All of the data below should be written out exactly.

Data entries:
§

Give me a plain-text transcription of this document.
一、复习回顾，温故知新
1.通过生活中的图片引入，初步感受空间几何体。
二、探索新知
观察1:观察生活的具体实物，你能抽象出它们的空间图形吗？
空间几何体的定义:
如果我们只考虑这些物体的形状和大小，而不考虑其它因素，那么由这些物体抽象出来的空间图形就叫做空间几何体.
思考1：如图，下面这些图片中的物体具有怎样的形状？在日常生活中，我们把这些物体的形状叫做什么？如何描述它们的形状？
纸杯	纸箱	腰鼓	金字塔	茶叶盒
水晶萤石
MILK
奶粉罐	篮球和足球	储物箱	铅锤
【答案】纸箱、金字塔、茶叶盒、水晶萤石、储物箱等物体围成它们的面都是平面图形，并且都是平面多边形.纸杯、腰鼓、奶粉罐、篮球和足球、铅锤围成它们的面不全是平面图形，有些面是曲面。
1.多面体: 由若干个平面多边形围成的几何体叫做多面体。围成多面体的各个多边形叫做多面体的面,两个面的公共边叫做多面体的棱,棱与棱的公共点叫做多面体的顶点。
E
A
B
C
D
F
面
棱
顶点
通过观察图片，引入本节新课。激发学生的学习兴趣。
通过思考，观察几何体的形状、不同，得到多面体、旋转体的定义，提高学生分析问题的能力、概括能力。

§

> [Full response]
Give me a plain-text transcription of this document.
一、复习回顾，温故知新
1.通过生活中的图片引入，初步感受空间几何体。
二、探索新知
观察1:观察生活的具体实物，你能抽象出它们的空间图形吗？
空间几何体的定义:
如果我们只考虑这些物体的形状和大小，而不考虑其它因素，那么由这些物体抽象出来的空间图形就叫做空间几何体.
思考1：如图，下面这些图片中的物体具有怎样的形状？在日常生活中，我们把这些物体的形状叫做什么？如何描述它们的形状？
纸杯	纸箱	腰鼓	金字塔	茶叶盒
水晶萤石
MILK
奶粉罐	篮球和足球	储物箱	铅锤
【答案】纸箱、金字塔、茶叶盒、水晶萤石、储物箱等物体围成它们的面都是平面图形，并且都是平面多边形.纸杯、腰鼓、奶粉罐、篮球和足球、铅锤围成它们的面不全是平面图形，有些面是曲面。
1.多面体: 由若干个平面多边形围成的几何体叫做多面体。围成多面体的各个多边形叫做多面体的面,两个面的公共边叫做多面体的棱,棱与棱的公共点叫做多面体的顶点。
E
A
B
C
D
F
面
棱
顶点
通过观察图片，引入本节新课。激发学生的学习兴趣。
通过思考，观察几何体的形状、不同，得到多面体、旋转体的定义，提高学生分析问题的能力、概括能力。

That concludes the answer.